* [What the task asks]
Set down the whole listing verbatim.

* [Listed records]
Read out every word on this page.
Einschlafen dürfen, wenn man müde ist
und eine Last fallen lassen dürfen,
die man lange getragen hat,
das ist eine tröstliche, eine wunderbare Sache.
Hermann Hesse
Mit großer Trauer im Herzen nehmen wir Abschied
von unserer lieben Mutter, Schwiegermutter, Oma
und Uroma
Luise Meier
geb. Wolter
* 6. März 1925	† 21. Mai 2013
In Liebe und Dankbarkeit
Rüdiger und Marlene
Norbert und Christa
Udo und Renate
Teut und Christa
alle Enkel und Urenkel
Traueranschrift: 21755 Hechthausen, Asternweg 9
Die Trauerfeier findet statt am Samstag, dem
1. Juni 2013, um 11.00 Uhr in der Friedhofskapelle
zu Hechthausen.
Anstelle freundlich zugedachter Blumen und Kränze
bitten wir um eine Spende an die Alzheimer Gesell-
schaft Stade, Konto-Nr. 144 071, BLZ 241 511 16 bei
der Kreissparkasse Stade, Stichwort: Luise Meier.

* [Result of the task]
Read out every word on this page.
Einschlafen dürfen, wenn man müde ist
und eine Last fallen lassen dürfen,
die man lange getragen hat,
das ist eine tröstliche, eine wunderbare Sache.
Hermann Hesse
Mit großer Trauer im Herzen nehmen wir Abschied
von unserer lieben Mutter, Schwiegermutter, Oma
und Uroma
Luise Meier
geb. Wolter
* 6. März 1925	† 21. Mai 2013
In Liebe und Dankbarkeit
Rüdiger und Marlene
Norbert und Christa
Udo und Renate
Teut und Christa
alle Enkel und Urenkel
Traueranschrift: 21755 Hechthausen, Asternweg 9
Die Trauerfeier findet statt am Samstag, dem
1. Juni 2013, um 11.00 Uhr in der Friedhofskapelle
zu Hechthausen.
Anstelle freundlich zugedachter Blumen und Kränze
bitten wir um eine Spende an die Alzheimer Gesell-
schaft Stade, Konto-Nr. 144 071, BLZ 241 511 16 bei
der Kreissparkasse Stade, Stichwort: Luise Meier.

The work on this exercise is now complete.